* GIVEN DATA *
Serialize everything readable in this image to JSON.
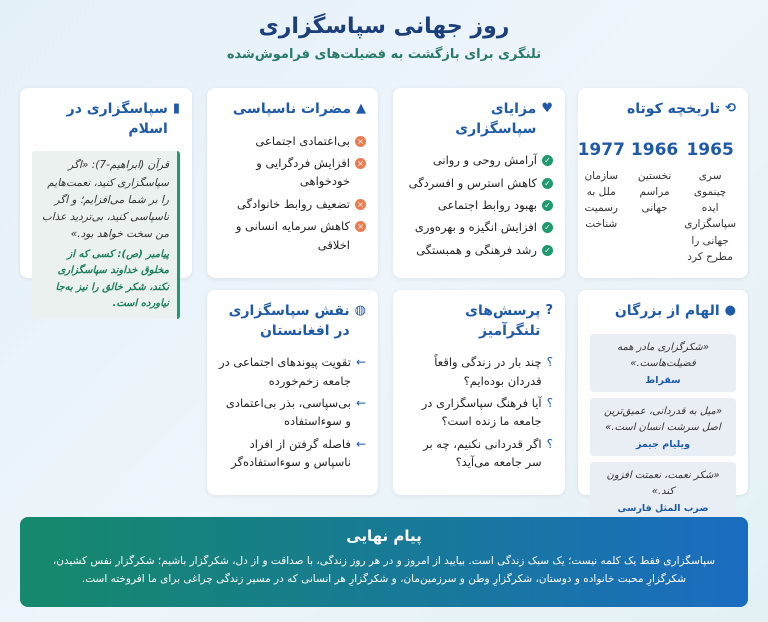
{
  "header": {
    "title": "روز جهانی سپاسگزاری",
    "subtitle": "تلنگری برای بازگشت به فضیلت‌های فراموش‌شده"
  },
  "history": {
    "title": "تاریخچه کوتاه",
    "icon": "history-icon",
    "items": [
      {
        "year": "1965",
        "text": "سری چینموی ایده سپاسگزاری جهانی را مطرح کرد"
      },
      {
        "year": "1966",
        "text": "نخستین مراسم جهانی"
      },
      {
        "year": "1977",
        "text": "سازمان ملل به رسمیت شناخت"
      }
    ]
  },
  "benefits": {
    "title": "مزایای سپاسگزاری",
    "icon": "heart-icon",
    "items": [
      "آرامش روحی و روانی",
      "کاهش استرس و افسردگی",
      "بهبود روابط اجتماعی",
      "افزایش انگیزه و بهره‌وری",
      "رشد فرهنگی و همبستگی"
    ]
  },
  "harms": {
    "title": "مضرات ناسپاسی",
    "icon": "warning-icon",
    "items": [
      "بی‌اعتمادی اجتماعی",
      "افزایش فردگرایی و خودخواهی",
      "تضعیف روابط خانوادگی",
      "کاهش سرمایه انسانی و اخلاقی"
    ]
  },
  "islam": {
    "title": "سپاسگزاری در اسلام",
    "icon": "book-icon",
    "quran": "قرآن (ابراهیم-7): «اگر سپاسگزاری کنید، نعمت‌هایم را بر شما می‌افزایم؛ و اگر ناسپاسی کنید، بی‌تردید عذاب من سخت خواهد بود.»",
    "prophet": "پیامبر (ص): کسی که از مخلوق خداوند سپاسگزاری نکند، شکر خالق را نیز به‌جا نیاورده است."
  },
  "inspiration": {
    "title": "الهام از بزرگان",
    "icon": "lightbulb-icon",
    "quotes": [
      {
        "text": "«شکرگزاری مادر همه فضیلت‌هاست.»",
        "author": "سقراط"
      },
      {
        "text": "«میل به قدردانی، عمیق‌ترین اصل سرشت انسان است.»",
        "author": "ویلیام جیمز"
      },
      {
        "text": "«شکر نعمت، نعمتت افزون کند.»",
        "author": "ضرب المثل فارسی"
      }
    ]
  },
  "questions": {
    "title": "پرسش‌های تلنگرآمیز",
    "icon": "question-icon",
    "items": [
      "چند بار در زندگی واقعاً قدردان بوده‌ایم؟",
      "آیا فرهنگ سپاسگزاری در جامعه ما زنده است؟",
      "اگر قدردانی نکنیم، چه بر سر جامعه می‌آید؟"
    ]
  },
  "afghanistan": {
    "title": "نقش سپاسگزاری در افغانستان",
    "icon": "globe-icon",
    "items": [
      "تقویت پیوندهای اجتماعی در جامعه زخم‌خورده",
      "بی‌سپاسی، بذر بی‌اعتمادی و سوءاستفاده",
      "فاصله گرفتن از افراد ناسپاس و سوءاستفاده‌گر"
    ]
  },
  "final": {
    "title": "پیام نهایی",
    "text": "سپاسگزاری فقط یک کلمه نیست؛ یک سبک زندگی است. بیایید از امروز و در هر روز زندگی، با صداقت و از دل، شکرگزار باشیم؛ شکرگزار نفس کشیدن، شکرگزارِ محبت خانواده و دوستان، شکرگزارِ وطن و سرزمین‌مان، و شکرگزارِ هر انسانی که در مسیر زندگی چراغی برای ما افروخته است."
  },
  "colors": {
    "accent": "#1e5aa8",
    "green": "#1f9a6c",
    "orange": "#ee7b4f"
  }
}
---
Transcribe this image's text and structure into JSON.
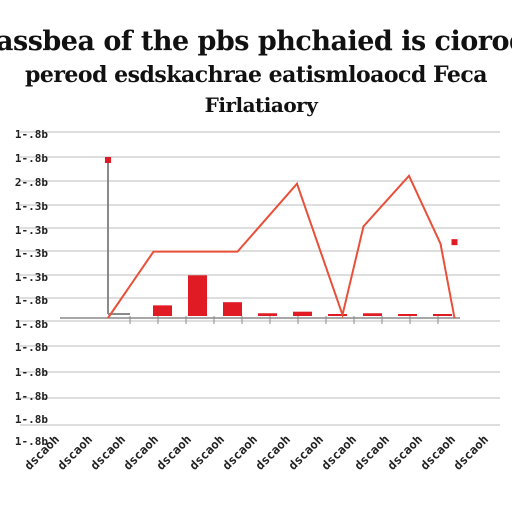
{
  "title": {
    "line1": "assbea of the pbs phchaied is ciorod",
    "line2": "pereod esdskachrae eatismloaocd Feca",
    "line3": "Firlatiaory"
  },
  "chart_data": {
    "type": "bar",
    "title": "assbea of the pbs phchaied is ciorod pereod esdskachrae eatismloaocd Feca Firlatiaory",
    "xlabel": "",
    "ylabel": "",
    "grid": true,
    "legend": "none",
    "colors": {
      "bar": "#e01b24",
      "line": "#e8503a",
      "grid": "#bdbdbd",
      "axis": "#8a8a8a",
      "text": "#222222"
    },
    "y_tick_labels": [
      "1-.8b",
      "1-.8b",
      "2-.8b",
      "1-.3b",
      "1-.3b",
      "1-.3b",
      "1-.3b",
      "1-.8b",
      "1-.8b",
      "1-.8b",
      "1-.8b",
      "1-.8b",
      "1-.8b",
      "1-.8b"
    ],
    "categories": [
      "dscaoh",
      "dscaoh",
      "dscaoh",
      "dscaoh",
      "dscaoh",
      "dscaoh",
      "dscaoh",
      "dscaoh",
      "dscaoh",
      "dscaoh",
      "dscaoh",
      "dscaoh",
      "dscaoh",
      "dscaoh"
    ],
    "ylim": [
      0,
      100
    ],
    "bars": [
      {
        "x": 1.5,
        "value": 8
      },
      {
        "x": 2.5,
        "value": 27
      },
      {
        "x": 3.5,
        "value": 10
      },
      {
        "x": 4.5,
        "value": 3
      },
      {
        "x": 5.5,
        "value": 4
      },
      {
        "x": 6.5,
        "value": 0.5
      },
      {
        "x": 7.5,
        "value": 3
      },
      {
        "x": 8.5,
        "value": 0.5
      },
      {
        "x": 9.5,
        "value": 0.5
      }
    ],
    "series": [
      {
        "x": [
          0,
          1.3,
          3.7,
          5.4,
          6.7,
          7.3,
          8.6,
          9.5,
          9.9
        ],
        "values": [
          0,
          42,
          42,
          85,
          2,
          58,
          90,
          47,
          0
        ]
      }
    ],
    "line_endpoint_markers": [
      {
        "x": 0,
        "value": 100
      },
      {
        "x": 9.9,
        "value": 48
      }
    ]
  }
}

* WHAT YOU SHOULD DO *
Of the lines in the records, how many contain the word "روابط"? Answer with the number and nothing else.

* CORRECT ANSWER *
2